◆ **TO DO**: Where a line below holds the string "title", copy that line.
>>>
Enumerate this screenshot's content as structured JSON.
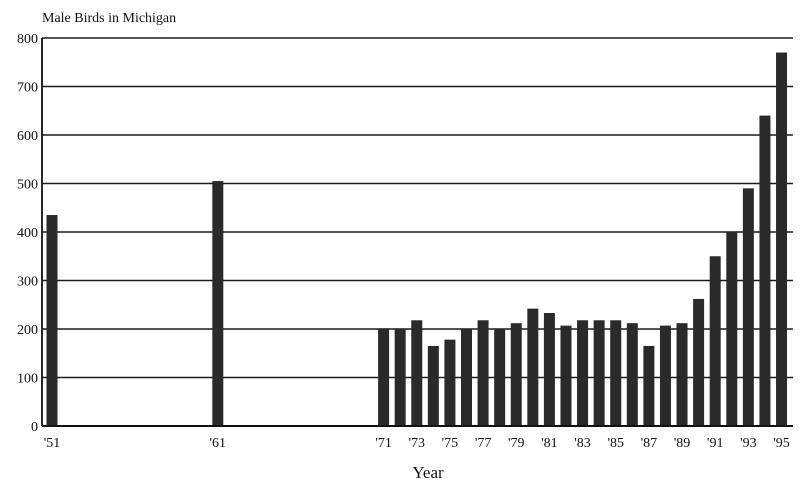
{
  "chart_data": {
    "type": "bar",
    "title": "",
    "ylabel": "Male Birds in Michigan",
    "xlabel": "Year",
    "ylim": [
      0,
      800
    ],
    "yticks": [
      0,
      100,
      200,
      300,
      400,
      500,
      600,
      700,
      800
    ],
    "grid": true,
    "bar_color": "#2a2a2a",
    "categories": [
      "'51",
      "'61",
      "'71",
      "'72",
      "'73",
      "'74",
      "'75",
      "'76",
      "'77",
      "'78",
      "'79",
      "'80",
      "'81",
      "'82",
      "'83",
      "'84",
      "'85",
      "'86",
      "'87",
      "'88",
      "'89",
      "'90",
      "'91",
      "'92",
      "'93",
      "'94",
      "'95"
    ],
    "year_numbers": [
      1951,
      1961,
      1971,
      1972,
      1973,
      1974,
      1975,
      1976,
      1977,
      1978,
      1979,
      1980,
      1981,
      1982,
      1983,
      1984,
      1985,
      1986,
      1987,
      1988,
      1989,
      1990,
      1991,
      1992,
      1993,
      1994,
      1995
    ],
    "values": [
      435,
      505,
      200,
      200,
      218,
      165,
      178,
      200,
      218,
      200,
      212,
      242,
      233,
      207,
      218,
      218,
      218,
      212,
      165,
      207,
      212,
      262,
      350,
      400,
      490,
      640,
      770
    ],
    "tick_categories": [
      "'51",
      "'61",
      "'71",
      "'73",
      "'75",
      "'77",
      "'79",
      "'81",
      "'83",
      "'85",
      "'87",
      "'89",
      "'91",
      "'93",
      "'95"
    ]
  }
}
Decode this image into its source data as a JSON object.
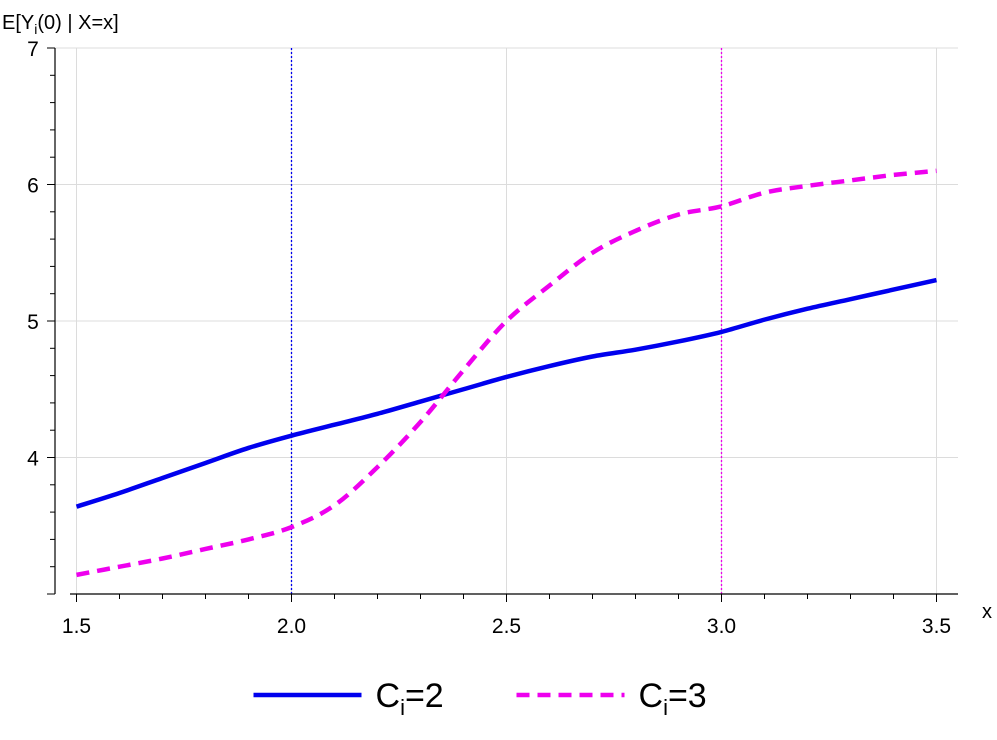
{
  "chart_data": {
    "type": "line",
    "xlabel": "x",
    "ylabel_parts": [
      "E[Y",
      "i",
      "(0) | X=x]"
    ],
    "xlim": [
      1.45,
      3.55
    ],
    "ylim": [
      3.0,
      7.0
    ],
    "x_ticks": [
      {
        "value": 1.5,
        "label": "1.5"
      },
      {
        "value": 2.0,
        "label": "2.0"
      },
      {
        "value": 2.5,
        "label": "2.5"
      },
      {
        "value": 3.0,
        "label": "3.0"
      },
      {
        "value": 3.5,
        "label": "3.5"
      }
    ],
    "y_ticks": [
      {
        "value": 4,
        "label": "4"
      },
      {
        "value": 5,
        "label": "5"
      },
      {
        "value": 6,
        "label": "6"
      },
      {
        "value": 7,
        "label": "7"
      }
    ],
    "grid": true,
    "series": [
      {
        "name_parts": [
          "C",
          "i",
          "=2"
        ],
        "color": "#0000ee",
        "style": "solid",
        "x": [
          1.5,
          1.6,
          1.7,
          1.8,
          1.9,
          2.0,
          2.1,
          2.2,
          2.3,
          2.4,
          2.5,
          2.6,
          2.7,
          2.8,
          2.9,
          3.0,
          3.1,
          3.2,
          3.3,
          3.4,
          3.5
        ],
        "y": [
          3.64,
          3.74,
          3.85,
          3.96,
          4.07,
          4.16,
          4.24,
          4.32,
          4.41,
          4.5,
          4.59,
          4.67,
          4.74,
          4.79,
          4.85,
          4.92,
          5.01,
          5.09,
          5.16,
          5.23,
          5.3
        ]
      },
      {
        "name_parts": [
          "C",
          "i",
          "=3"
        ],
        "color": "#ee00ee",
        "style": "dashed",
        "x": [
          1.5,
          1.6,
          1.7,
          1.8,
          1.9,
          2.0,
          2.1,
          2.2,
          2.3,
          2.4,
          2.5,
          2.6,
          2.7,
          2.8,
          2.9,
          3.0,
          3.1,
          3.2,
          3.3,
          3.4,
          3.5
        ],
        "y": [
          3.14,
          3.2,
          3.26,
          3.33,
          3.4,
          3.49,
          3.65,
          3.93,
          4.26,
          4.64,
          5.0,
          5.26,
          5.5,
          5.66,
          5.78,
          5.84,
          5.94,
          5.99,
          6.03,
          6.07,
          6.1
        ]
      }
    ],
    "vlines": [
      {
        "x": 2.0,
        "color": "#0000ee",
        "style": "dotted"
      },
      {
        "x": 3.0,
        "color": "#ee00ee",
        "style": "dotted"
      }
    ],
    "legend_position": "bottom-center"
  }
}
<<<
>>>
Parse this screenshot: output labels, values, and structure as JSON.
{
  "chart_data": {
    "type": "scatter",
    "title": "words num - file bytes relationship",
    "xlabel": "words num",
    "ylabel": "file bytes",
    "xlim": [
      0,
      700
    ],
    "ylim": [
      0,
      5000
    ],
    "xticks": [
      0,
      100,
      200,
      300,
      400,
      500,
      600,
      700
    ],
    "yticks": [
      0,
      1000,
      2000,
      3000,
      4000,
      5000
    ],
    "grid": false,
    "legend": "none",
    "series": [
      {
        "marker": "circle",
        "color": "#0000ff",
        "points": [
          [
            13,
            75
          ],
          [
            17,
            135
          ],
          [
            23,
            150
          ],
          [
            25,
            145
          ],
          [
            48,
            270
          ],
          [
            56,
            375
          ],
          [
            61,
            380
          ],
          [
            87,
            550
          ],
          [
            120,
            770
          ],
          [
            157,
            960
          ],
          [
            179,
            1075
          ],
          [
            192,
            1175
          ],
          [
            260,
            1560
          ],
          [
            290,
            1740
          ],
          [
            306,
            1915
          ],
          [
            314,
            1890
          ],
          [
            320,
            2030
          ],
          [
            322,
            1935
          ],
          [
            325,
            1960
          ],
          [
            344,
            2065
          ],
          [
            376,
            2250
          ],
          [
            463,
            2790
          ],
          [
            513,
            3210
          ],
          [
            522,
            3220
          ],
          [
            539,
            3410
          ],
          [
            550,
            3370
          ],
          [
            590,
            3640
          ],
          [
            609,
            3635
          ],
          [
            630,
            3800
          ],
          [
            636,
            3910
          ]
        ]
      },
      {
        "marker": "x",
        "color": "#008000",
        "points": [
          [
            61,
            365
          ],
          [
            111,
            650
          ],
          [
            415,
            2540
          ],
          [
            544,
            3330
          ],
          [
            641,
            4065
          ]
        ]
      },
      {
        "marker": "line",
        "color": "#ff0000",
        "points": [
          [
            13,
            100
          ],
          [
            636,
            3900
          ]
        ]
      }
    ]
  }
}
<<<
◆ **PROBLEM SOLUTION**:
    "title": "",
    "title": "words num - file bytes relationship",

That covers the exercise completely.